**Instructions to follow**: Print the records below exactly as they are, starting with the line that contains "change-value: +0.643 (+0.40%) [460,37,550,51]" and going on through the line that contains "time-tick-label: 2027 [852,557,876,569]".

**Material for the task**:
--------------------------------

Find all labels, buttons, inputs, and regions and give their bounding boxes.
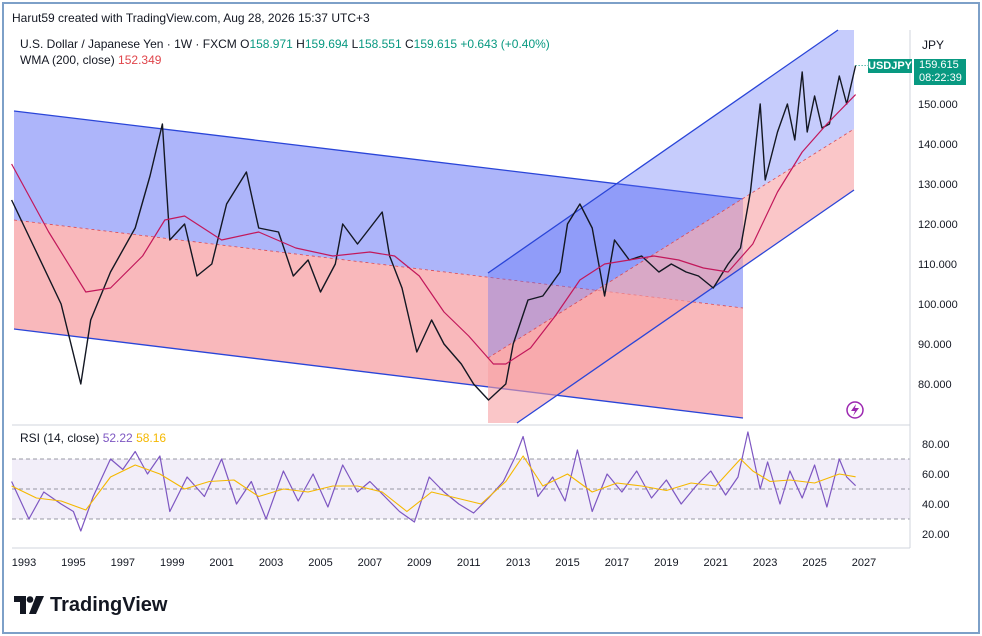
change-value: +0.643 (+0.40%) [460,37,550,51]
usdjpy-price-line[interactable] [10,65,857,401]
header-attribution: Harut59 created with TradingView.com, Au… [12,11,370,25]
time-tick-label: 2015 [555,557,579,569]
ohlc-open: O158.971 [240,37,293,51]
time-tick-label: 2003 [259,557,283,569]
currency-label[interactable]: JPY [922,38,945,52]
rsi-plot [11,431,857,532]
wma-label: WMA (200, close) [20,53,115,67]
time-axis[interactable]: 1993 1995 1997 1999 2001 2003 2005 2007 2009 2011… [12,557,876,569]
price-tick-label: 90.000 [918,339,952,351]
time-tick-label: 1993 [12,557,36,569]
time-tick-label: 1997 [111,557,135,569]
rsi-tick-label: 80.00 [922,439,950,451]
rsi-tick-label: 20.00 [922,529,950,541]
time-tick-label: 2001 [209,557,233,569]
rsi-tick-label: 60.00 [922,469,950,481]
ohlc-close: C159.615 [405,37,457,51]
high-prefix: H [296,37,305,51]
rsi-ma-line[interactable] [11,455,856,513]
tradingview-logo-icon [14,596,44,614]
time-tick-label: 2021 [704,557,728,569]
time-tick-label: 2027 [852,557,876,569]
descending-channel-bottom-line [13,328,744,419]
rsi-value: 52.22 [102,431,133,445]
wma-line[interactable] [11,94,857,365]
rising-channel-top-line [487,29,839,274]
time-tick-label: 2019 [654,557,678,569]
close-prefix: C [405,37,414,51]
price-tick-label: 120.000 [918,219,958,231]
descending-channel-mid-line [13,219,744,309]
rising-channel-lower[interactable] [488,129,854,423]
rising-channel-bottom-line [516,189,855,424]
low-prefix: L [351,37,359,51]
ohlc-low: L158.551 [352,37,402,51]
descending-channel-upper[interactable] [14,111,743,308]
countdown: 08:22:39 [919,72,962,84]
time-tick-label: 2025 [802,557,826,569]
symbol-name[interactable]: U.S. Dollar / Japanese Yen · 1W · FXCM [20,37,237,51]
price-tick-label: 140.000 [918,139,958,151]
time-tick-label: 1999 [160,557,184,569]
price-tick-label: 80.000 [918,379,952,391]
time-tick-label: 1995 [61,557,85,569]
symbol-price-badge: USDJPY [868,59,913,73]
wma-value: 152.349 [118,53,162,67]
tradingview-logo[interactable]: TradingView [14,593,167,617]
low-value: 158.551 [358,37,402,51]
logo-text: TradingView [50,593,168,616]
open-value: 158.971 [249,37,293,51]
close-value: 159.615 [413,37,458,51]
descending-channel-top-line [13,110,744,200]
rsi-axis[interactable]: 20.00 40.00 60.00 80.00 [922,439,950,541]
regression-channels [13,29,855,424]
rising-channel-upper[interactable] [488,30,854,358]
rsi-bands [12,458,910,520]
price-tick-label: 110.000 [918,259,957,271]
time-tick-label: 2017 [605,557,629,569]
time-tick-label: 2023 [753,557,777,569]
rsi-tick-label: 40.00 [922,499,950,511]
rsi-legend[interactable]: RSI (14, close) 52.22 58.16 [20,431,166,445]
price-badge-value: 159.615 [919,59,959,71]
price-tick-label: 130.000 [918,179,958,191]
time-tick-label: 2005 [308,557,332,569]
rsi-line[interactable] [11,431,857,532]
price-badge: 159.615 08:22:39 [914,59,966,85]
main-legend: U.S. Dollar / Japanese Yen · 1W · FXCM O… [20,37,550,51]
ohlc-high: H159.694 [296,37,348,51]
price-axis[interactable]: 80.000 90.000 100.000 110.000 120.000 130.000… [918,99,958,391]
time-tick-label: 2009 [407,557,431,569]
high-value: 159.694 [304,37,349,51]
price-tick-label: 100.000 [918,299,958,311]
time-tick-label: 2011 [457,557,481,569]
time-tick-label: 2013 [506,557,530,569]
price-tick-label: 150.000 [918,99,958,111]
open-prefix: O [240,37,250,51]
rsi-label: RSI (14, close) [20,431,100,445]
rsi-ma-value: 58.16 [136,431,167,445]
lightning-icon[interactable] [846,401,864,419]
time-tick-label: 2007 [358,557,382,569]
wma-legend[interactable]: WMA (200, close) 152.349 [20,53,161,67]
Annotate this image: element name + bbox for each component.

--------------------------------

**Worked solution**:
change-value: +0.643 (+0.40%) [460,37,550,51]
usdjpy-price-line[interactable] [10,65,857,401]
header-attribution: Harut59 created with TradingView.com, Au… [12,11,370,25]
time-tick-label: 2015 [555,557,579,569]
ohlc-open: O158.971 [240,37,293,51]
time-tick-label: 2003 [259,557,283,569]
currency-label[interactable]: JPY [922,38,945,52]
rsi-plot [11,431,857,532]
wma-label: WMA (200, close) [20,53,115,67]
time-axis[interactable]: 1993 1995 1997 1999 2001 2003 2005 2007 2009 2011… [12,557,876,569]
price-tick-label: 90.000 [918,339,952,351]
time-tick-label: 1993 [12,557,36,569]
time-tick-label: 1997 [111,557,135,569]
rsi-tick-label: 80.00 [922,439,950,451]
rsi-tick-label: 20.00 [922,529,950,541]
time-tick-label: 2001 [209,557,233,569]
rsi-tick-label: 60.00 [922,469,950,481]
ohlc-close: C159.615 [405,37,457,51]
high-prefix: H [296,37,305,51]
rsi-ma-line[interactable] [11,455,856,513]
tradingview-logo-icon [14,596,44,614]
time-tick-label: 2021 [704,557,728,569]
time-tick-label: 2027 [852,557,876,569]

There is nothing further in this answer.